Spot each line that carries the word "Левски"; copy those lines.

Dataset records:
■ ■ ■ ■ ■
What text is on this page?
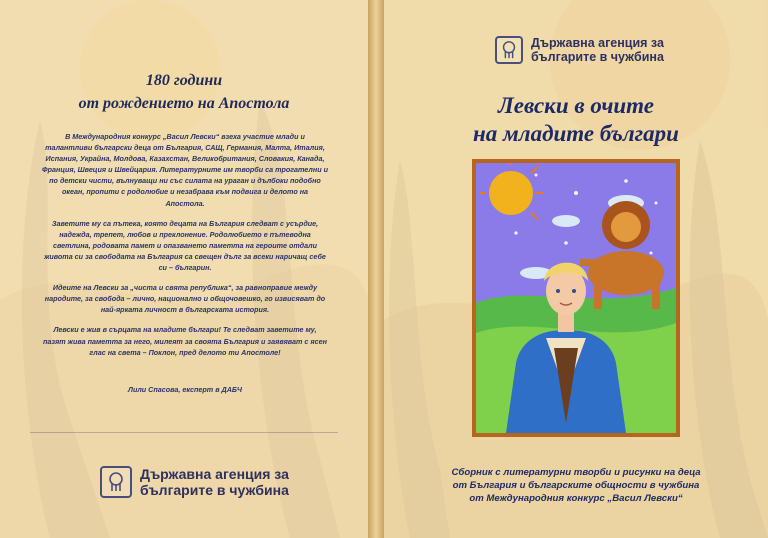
180 години
от рождението на Апостола

В Международния конкурс „Васил Левски“ взеха участие млади и талантливи български деца от България, САЩ, Германия, Малта, Италия, Испания, Украйна, Молдова, Казахстан, Великобритания, Словакия, Канада, Франция, Швеция и Швейцария. Литературните им творби са трогателни и по детски чисти, вълнуващи ни със силата на ураган и дълбоки подобно океан, пропити с родолюбие и незабрава към подвига и делото на Апостола.

Заветите му са пътека, която децата на България следват с усърдие, надежда, трепет, любов и преклонение. Родолюбието е пътеводна светлина, родовата памет и опазването паметта на героите отдали живота си за свободата на България са свещен дълг за всеки наричащ себе си – българин.

Идеите на Левски за „чиста и свята република“, за равноправие между народите, за свобода – лично, национално и общочовешко, го извисяват до най-ярката личност в българската история.

Левски е жив в сърцата на младите българи! Те следват заветите му, пазят жива паметта за него, милеят за своята България и заявяват с ясен глас на света – Поклон, пред делото ти Апостоле!

Лили Спасова, експерт в ДАБЧ
Държавна агенция за
българите в чужбина
Левски в очите
на младите българи
Държавна агенция за
българите в чужбина
Сборник с литературни творби и рисунки на деца
от България и българските общности в чужбина
от Международния конкурс „Васил Левски“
■ ■ ■ ■ ■
▶ [Answer for this exercise]:
В Международния конкурс „Васил Левски“ взеха участие млади и талантливи български деца от България, САЩ, Германия, Малта, Италия, Испания, Украйна, Молдова, Казахстан, Великобритания, Словакия, Канада, Франция, Швеция и Швейцария. Литературните им творби са трогателни и по детски чисти, вълнуващи ни със силата на ураган и дълбоки подобно океан, пропити с родолюбие и незабрава към подвига и делото на Апостола.
Идеите на Левски за „чиста и свята република“, за равноправие между народите, за свобода – лично, национално и общочовешко, го извисяват до най-ярката личност в българската история.
Левски е жив в сърцата на младите българи! Те следват заветите му, пазят жива паметта за него, милеят за своята България и заявяват с ясен глас на света – Поклон, пред делото ти Апостоле!
Левски в очите
от Международния конкурс „Васил Левски“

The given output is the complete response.